■ EXCERPTED TEXT ■

Jesse Leroy Matthew Jr., 32 and a patient technician in the operating room at the university's medical center, hasn't been charged in the disappearance, but authorities say they want to talk to him about Hannah Graham, 18. She has been missing since Sept. 13. Police have not offered any details about how the two may be connected.

"I believe Jesse Matthew was the last person she was seen with before she vanished off the face of the Earth because it's been a week and we can't find her," Charlottesville police Chief Timothy Longo said. "I've made no mistake about it. We want to talk to Jesse Matthew. We want to talk to him. We want to talk to him about his interaction with this sweet, young girl we can't find."

But, Longo also noted that "I don't want to get tunnel vision just because we have a name, just because we saw her with a particular person."

After initial searches of Matthew's car and apartment Friday morning, police returned with a new search warrant to his Charlottesville apartment Monday, city spokeswoman Miriam Dickler said.

■ EXERCISE ■
Reproduce the passage on Hannah Graham's disappearance word for word from "Jesse Leroy Matthew" up to and including "may be connected.".

Data for document layout detection:
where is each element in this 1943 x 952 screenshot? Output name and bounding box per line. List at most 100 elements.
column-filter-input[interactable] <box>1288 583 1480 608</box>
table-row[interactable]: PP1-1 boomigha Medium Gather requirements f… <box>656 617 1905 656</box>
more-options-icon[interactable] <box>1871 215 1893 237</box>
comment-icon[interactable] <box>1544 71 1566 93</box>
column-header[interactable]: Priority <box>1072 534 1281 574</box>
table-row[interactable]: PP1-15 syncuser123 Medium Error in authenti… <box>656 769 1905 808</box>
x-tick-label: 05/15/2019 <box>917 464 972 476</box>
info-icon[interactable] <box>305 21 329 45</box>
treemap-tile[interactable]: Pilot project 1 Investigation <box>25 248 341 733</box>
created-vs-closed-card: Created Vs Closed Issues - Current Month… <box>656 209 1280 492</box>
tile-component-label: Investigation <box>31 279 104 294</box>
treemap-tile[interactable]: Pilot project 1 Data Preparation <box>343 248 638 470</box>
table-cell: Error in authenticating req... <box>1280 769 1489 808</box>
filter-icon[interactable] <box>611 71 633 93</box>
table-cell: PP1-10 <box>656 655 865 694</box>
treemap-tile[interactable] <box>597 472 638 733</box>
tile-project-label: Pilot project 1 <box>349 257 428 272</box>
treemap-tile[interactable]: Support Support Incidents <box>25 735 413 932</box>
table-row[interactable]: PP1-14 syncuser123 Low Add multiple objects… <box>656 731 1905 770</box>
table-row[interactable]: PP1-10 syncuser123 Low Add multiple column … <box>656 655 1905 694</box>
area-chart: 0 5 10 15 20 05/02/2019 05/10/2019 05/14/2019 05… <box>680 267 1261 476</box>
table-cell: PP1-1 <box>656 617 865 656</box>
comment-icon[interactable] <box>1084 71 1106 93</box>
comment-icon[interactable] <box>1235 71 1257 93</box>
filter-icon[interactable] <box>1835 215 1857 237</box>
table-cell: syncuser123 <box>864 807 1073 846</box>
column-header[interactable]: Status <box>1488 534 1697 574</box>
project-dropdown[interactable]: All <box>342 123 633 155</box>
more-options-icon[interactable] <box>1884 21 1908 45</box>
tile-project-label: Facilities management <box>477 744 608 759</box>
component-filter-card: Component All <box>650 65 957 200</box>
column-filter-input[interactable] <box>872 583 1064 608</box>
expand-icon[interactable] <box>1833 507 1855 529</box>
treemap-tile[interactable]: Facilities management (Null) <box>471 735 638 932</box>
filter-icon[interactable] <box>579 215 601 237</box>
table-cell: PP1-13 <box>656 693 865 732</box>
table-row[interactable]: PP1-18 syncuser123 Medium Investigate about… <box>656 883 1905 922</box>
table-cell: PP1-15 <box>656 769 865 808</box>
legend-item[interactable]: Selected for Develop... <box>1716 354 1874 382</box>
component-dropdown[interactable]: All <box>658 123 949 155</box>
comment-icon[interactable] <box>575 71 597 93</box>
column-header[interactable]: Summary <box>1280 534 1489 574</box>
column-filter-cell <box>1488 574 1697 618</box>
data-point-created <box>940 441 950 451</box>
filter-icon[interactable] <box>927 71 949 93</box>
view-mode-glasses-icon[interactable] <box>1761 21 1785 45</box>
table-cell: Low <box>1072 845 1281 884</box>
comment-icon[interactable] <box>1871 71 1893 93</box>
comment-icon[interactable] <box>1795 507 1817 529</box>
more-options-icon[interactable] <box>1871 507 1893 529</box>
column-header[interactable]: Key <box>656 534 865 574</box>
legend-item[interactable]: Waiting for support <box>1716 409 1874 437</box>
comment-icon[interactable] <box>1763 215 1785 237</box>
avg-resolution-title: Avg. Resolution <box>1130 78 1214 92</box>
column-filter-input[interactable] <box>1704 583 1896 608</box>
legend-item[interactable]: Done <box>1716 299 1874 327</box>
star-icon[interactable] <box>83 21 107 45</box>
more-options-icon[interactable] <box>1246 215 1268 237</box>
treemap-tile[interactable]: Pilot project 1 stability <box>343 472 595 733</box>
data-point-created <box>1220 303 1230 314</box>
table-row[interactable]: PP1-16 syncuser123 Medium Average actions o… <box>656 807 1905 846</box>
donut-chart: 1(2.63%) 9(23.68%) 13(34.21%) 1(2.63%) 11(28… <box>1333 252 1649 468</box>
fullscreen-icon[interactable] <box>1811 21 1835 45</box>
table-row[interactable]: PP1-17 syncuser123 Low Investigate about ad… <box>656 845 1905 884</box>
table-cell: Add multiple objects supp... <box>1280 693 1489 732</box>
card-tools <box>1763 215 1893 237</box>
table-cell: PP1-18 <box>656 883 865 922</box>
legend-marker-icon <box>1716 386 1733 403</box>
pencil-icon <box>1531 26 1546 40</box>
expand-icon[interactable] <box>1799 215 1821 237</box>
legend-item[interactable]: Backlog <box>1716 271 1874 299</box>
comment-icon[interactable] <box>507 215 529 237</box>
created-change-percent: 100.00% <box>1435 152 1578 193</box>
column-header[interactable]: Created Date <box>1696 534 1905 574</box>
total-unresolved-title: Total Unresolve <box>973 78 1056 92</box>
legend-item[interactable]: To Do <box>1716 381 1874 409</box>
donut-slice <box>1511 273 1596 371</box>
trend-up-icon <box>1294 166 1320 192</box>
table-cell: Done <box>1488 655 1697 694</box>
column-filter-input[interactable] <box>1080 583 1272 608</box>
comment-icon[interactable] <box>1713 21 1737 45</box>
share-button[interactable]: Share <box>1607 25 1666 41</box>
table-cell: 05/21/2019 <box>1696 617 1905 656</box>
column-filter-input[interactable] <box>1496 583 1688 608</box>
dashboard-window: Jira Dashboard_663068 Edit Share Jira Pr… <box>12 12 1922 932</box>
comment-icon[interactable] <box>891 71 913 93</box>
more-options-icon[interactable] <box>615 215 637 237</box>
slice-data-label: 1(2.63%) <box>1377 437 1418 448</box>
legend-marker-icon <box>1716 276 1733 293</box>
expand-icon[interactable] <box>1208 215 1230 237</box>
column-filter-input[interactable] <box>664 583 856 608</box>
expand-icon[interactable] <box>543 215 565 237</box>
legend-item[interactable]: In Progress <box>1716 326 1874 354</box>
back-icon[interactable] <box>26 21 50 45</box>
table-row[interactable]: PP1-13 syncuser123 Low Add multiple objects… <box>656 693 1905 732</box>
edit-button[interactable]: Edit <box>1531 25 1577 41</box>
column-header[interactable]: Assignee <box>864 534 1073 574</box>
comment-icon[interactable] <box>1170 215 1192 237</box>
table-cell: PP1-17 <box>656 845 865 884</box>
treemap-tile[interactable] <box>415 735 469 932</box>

■ RESPONSE ■
Jesse Leroy Matthew Jr., 32 and a patient technician in the operating room at the university's medical center, hasn't been charged in the disappearance, but authorities say they want to talk to him about Hannah Graham, 18. She has been missing since Sept. 13. Police have not offered any details about how the two may be connected.